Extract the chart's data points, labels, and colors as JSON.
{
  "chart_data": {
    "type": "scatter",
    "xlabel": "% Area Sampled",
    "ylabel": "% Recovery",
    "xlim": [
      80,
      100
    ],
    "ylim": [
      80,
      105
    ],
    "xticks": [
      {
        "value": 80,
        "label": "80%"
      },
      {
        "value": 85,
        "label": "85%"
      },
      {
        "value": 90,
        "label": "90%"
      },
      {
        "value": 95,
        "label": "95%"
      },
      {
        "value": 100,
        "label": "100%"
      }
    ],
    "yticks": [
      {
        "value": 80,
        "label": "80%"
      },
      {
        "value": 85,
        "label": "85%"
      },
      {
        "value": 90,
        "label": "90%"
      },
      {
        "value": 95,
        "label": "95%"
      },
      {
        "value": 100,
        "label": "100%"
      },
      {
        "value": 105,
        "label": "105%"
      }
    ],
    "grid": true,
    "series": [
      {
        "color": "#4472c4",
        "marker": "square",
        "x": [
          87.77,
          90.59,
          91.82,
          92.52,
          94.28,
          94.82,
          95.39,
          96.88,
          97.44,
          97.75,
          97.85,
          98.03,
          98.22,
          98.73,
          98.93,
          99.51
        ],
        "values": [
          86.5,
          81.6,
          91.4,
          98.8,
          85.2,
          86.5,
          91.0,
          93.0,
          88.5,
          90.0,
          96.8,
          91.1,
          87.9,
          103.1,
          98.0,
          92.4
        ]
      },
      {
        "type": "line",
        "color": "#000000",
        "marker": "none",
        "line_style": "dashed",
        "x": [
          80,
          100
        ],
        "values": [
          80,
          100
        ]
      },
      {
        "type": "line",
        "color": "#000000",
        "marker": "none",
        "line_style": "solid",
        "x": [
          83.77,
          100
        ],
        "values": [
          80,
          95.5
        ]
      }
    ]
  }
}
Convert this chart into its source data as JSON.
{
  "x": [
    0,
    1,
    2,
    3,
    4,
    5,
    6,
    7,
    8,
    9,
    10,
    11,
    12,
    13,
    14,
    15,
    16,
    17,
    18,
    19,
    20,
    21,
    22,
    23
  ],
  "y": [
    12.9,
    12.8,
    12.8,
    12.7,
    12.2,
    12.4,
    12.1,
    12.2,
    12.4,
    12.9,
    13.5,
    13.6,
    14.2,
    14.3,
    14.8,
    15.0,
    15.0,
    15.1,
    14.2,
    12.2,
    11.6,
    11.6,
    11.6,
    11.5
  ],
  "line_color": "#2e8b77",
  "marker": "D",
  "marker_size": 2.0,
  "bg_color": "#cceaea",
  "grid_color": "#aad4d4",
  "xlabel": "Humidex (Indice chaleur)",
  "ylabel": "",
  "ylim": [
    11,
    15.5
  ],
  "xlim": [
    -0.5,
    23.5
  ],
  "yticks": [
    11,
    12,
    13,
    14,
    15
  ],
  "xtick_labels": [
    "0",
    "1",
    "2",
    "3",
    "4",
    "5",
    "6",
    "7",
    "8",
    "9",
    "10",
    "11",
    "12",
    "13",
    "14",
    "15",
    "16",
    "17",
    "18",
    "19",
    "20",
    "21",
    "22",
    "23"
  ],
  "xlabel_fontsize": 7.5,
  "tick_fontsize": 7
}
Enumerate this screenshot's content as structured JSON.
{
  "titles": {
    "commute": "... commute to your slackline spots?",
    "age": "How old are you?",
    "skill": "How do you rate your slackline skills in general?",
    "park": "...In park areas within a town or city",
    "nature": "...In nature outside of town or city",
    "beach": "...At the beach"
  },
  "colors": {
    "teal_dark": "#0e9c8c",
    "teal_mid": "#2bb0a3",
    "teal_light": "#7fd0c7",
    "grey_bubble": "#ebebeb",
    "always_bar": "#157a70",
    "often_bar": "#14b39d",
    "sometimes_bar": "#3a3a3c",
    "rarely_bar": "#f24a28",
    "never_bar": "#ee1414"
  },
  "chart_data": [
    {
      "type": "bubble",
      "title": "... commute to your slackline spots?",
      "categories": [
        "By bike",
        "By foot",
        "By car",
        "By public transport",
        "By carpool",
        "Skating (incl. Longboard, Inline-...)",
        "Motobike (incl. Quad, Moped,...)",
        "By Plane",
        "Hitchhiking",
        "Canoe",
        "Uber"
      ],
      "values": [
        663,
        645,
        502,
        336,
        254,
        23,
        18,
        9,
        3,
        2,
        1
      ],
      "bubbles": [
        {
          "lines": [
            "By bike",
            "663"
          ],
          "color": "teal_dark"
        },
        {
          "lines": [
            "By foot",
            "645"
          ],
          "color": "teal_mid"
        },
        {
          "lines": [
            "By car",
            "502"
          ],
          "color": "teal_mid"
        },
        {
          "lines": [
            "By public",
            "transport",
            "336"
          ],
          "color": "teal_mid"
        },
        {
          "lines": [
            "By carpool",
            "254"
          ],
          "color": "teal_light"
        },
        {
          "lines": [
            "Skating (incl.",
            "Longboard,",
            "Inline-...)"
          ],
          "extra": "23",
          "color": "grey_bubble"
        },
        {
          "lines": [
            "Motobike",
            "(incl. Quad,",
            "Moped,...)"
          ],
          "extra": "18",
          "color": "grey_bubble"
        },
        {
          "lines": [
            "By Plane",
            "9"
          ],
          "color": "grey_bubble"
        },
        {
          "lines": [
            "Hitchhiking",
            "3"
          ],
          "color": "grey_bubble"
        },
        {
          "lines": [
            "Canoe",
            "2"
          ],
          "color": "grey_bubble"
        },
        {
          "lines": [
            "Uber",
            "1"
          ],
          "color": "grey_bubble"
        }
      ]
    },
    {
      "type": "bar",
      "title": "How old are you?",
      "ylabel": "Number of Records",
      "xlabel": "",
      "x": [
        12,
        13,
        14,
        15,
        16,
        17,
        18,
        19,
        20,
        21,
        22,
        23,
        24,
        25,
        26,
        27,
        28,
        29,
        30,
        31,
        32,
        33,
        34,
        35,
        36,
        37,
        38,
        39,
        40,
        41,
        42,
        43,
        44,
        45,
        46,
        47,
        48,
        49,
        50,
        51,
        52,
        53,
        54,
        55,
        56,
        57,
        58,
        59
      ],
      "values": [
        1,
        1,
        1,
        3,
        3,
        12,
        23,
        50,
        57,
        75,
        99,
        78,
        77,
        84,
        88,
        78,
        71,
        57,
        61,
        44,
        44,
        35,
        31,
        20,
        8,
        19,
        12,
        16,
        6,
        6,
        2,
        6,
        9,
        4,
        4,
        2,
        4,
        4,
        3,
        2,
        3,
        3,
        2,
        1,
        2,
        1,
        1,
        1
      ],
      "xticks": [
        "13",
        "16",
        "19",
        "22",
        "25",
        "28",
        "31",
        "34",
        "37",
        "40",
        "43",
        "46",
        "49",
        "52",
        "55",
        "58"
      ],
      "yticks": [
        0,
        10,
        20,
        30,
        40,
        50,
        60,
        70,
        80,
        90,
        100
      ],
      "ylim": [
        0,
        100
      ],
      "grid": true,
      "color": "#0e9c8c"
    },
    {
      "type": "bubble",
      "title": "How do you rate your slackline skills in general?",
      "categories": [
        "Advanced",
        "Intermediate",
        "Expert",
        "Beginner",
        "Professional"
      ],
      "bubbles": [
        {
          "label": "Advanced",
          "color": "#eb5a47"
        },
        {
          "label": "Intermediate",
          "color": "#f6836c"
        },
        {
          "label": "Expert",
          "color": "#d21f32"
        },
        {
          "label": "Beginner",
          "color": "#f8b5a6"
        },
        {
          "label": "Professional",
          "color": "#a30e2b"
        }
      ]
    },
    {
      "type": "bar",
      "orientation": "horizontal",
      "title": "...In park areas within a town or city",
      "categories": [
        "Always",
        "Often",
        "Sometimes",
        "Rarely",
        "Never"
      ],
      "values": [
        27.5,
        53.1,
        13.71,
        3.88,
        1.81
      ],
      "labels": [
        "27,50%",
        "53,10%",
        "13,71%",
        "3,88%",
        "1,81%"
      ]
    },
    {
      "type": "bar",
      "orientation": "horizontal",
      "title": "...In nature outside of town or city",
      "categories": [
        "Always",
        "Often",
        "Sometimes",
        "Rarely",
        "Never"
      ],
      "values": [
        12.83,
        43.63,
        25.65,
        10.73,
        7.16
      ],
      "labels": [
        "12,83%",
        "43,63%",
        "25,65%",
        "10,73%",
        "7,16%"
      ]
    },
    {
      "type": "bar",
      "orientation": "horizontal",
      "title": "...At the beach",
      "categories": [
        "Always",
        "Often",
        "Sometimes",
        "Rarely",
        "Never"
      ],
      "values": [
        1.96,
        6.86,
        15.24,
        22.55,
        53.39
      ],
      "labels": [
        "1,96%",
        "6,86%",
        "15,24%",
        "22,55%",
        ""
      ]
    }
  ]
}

Direction: Extract every line above that contains the word "Skating".

Exercise solution:
        "Skating (incl. Longboard, Inline-...)",
            "Skating (incl.",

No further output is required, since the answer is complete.